Copy each entry as it stands, leaving nothing out.

Stored data entries:
^^^^^^^^^^^^^^^^

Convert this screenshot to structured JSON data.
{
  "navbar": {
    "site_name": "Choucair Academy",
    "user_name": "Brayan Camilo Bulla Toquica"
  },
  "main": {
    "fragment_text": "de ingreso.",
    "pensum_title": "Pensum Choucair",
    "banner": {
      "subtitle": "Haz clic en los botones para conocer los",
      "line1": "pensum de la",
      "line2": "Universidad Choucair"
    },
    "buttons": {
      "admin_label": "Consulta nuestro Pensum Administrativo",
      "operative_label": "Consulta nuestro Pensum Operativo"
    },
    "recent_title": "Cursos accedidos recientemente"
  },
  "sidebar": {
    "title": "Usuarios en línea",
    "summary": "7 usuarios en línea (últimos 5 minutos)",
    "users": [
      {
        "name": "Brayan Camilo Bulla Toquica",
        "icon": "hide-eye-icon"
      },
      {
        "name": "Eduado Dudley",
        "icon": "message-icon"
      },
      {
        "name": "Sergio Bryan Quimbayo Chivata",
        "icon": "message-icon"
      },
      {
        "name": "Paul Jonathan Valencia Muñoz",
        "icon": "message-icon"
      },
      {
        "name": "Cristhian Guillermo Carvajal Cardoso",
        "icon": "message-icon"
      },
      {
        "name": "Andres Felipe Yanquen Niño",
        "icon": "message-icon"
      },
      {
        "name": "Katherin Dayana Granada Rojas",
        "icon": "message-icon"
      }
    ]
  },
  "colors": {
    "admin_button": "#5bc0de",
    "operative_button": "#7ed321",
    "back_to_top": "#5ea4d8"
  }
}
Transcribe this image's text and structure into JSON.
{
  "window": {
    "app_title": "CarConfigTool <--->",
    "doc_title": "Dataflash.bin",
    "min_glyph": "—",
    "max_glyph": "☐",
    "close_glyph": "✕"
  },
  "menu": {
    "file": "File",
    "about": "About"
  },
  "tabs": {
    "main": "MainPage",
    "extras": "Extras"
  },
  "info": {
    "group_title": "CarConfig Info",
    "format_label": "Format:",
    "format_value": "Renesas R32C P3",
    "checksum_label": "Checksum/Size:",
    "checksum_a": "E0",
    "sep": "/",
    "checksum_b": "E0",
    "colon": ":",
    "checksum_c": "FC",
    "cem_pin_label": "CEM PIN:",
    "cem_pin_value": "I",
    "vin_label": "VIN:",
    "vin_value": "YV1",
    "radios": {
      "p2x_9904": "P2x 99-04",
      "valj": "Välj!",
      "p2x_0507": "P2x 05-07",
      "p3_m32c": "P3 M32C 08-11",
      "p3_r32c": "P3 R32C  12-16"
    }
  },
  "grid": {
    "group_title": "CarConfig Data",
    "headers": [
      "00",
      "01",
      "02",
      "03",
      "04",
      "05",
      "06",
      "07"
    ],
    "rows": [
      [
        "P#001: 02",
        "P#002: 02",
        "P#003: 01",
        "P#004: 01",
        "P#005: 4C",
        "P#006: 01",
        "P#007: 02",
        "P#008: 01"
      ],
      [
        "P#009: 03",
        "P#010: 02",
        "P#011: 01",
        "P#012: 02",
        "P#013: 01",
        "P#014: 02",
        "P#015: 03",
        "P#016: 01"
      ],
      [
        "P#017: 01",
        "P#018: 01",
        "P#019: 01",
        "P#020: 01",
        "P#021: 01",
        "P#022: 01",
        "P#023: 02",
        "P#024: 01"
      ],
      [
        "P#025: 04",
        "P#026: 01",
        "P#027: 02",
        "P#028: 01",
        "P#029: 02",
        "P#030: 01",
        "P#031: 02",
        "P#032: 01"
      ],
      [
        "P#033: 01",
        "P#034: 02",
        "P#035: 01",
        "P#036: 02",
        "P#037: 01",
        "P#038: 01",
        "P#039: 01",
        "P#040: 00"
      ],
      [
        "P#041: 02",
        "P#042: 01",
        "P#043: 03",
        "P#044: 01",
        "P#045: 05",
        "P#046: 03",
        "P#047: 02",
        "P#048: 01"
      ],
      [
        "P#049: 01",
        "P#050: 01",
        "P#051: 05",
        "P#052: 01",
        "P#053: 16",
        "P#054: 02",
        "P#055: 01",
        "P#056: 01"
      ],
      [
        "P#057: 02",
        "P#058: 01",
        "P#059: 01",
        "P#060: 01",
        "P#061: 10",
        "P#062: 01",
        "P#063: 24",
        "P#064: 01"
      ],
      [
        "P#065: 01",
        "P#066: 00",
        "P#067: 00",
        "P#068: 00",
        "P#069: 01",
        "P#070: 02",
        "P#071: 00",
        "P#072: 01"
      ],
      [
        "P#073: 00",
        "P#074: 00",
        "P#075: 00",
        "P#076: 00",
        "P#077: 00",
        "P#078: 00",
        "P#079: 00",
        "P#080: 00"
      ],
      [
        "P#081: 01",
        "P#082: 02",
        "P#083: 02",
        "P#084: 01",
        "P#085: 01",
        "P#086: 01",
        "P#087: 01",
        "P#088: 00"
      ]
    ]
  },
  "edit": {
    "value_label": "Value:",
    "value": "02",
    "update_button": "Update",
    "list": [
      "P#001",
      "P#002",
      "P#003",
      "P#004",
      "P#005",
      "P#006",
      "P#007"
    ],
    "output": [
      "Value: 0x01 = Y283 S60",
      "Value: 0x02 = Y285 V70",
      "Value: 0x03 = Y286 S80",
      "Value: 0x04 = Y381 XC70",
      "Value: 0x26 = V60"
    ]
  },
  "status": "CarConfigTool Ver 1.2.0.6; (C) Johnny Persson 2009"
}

^^^^^^^^^^^^^^^^

* Answer below:
Convert this screenshot to structured JSON data.
{
  "navbar": {
    "site_name": "Choucair Academy",
    "user_name": "Brayan Camilo Bulla Toquica"
  },
  "main": {
    "fragment_text": "de ingreso.",
    "pensum_title": "Pensum Choucair",
    "banner": {
      "subtitle": "Haz clic en los botones para conocer los",
      "line1": "pensum de la",
      "line2": "Universidad Choucair"
    },
    "buttons": {
      "admin_label": "Consulta nuestro Pensum Administrativo",
      "operative_label": "Consulta nuestro Pensum Operativo"
    },
    "recent_title": "Cursos accedidos recientemente"
  },
  "sidebar": {
    "title": "Usuarios en línea",
    "summary": "7 usuarios en línea (últimos 5 minutos)",
    "users": [
      {
        "name": "Brayan Camilo Bulla Toquica",
        "icon": "hide-eye-icon"
      },
      {
        "name": "Eduado Dudley",
        "icon": "message-icon"
      },
      {
        "name": "Sergio Bryan Quimbayo Chivata",
        "icon": "message-icon"
      },
      {
        "name": "Paul Jonathan Valencia Muñoz",
        "icon": "message-icon"
      },
      {
        "name": "Cristhian Guillermo Carvajal Cardoso",
        "icon": "message-icon"
      },
      {
        "name": "Andres Felipe Yanquen Niño",
        "icon": "message-icon"
      },
      {
        "name": "Katherin Dayana Granada Rojas",
        "icon": "message-icon"
      }
    ]
  },
  "colors": {
    "admin_button": "#5bc0de",
    "operative_button": "#7ed321",
    "back_to_top": "#5ea4d8"
  }
}
Transcribe this image's text and structure into JSON.
{
  "window": {
    "app_title": "CarConfigTool <--->",
    "doc_title": "Dataflash.bin",
    "min_glyph": "—",
    "max_glyph": "☐",
    "close_glyph": "✕"
  },
  "menu": {
    "file": "File",
    "about": "About"
  },
  "tabs": {
    "main": "MainPage",
    "extras": "Extras"
  },
  "info": {
    "group_title": "CarConfig Info",
    "format_label": "Format:",
    "format_value": "Renesas R32C P3",
    "checksum_label": "Checksum/Size:",
    "checksum_a": "E0",
    "sep": "/",
    "checksum_b": "E0",
    "colon": ":",
    "checksum_c": "FC",
    "cem_pin_label": "CEM PIN:",
    "cem_pin_value": "I",
    "vin_label": "VIN:",
    "vin_value": "YV1",
    "radios": {
      "p2x_9904": "P2x 99-04",
      "valj": "Välj!",
      "p2x_0507": "P2x 05-07",
      "p3_m32c": "P3 M32C 08-11",
      "p3_r32c": "P3 R32C  12-16"
    }
  },
  "grid": {
    "group_title": "CarConfig Data",
    "headers": [
      "00",
      "01",
      "02",
      "03",
      "04",
      "05",
      "06",
      "07"
    ],
    "rows": [
      [
        "P#001: 02",
        "P#002: 02",
        "P#003: 01",
        "P#004: 01",
        "P#005: 4C",
        "P#006: 01",
        "P#007: 02",
        "P#008: 01"
      ],
      [
        "P#009: 03",
        "P#010: 02",
        "P#011: 01",
        "P#012: 02",
        "P#013: 01",
        "P#014: 02",
        "P#015: 03",
        "P#016: 01"
      ],
      [
        "P#017: 01",
        "P#018: 01",
        "P#019: 01",
        "P#020: 01",
        "P#021: 01",
        "P#022: 01",
        "P#023: 02",
        "P#024: 01"
      ],
      [
        "P#025: 04",
        "P#026: 01",
        "P#027: 02",
        "P#028: 01",
        "P#029: 02",
        "P#030: 01",
        "P#031: 02",
        "P#032: 01"
      ],
      [
        "P#033: 01",
        "P#034: 02",
        "P#035: 01",
        "P#036: 02",
        "P#037: 01",
        "P#038: 01",
        "P#039: 01",
        "P#040: 00"
      ],
      [
        "P#041: 02",
        "P#042: 01",
        "P#043: 03",
        "P#044: 01",
        "P#045: 05",
        "P#046: 03",
        "P#047: 02",
        "P#048: 01"
      ],
      [
        "P#049: 01",
        "P#050: 01",
        "P#051: 05",
        "P#052: 01",
        "P#053: 16",
        "P#054: 02",
        "P#055: 01",
        "P#056: 01"
      ],
      [
        "P#057: 02",
        "P#058: 01",
        "P#059: 01",
        "P#060: 01",
        "P#061: 10",
        "P#062: 01",
        "P#063: 24",
        "P#064: 01"
      ],
      [
        "P#065: 01",
        "P#066: 00",
        "P#067: 00",
        "P#068: 00",
        "P#069: 01",
        "P#070: 02",
        "P#071: 00",
        "P#072: 01"
      ],
      [
        "P#073: 00",
        "P#074: 00",
        "P#075: 00",
        "P#076: 00",
        "P#077: 00",
        "P#078: 00",
        "P#079: 00",
        "P#080: 00"
      ],
      [
        "P#081: 01",
        "P#082: 02",
        "P#083: 02",
        "P#084: 01",
        "P#085: 01",
        "P#086: 01",
        "P#087: 01",
        "P#088: 00"
      ]
    ]
  },
  "edit": {
    "value_label": "Value:",
    "value": "02",
    "update_button": "Update",
    "list": [
      "P#001",
      "P#002",
      "P#003",
      "P#004",
      "P#005",
      "P#006",
      "P#007"
    ],
    "output": [
      "Value: 0x01 = Y283 S60",
      "Value: 0x02 = Y285 V70",
      "Value: 0x03 = Y286 S80",
      "Value: 0x04 = Y381 XC70",
      "Value: 0x26 = V60"
    ]
  },
  "status": "CarConfigTool Ver 1.2.0.6; (C) Johnny Persson 2009"
}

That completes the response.